BEGIN EXTRACTED INFORMATION

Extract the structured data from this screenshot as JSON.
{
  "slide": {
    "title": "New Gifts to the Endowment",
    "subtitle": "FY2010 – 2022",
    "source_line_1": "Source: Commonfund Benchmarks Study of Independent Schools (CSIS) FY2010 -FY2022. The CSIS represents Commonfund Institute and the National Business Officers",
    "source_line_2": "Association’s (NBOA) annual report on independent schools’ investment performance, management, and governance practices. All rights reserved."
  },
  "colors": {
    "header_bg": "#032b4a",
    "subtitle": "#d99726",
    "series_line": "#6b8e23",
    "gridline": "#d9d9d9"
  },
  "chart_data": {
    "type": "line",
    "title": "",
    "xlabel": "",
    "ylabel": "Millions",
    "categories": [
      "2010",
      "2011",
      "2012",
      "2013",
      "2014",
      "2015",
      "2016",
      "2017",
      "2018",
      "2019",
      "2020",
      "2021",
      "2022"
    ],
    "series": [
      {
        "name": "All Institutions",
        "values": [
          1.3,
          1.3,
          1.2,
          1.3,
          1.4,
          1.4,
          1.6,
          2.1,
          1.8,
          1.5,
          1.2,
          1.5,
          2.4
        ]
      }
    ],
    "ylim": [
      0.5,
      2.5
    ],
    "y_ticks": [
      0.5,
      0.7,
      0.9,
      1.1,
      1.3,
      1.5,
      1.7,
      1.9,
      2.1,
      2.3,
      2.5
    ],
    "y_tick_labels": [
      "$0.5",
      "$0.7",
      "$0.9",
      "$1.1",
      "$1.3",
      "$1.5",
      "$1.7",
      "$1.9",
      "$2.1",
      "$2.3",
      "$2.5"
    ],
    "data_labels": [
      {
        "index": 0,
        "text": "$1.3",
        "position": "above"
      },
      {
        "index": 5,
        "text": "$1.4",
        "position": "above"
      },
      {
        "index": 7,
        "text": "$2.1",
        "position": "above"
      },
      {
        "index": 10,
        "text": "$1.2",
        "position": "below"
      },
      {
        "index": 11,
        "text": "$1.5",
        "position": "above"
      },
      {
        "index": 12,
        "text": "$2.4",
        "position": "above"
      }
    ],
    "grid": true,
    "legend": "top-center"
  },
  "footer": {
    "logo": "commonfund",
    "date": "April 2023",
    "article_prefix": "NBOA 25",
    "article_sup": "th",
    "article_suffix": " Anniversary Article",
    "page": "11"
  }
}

END EXTRACTED INFORMATION

Check each line of the entries above, and show every one holding the word "subtitle".

    "subtitle": "FY2010 – 2022",
    "subtitle": "#d99726",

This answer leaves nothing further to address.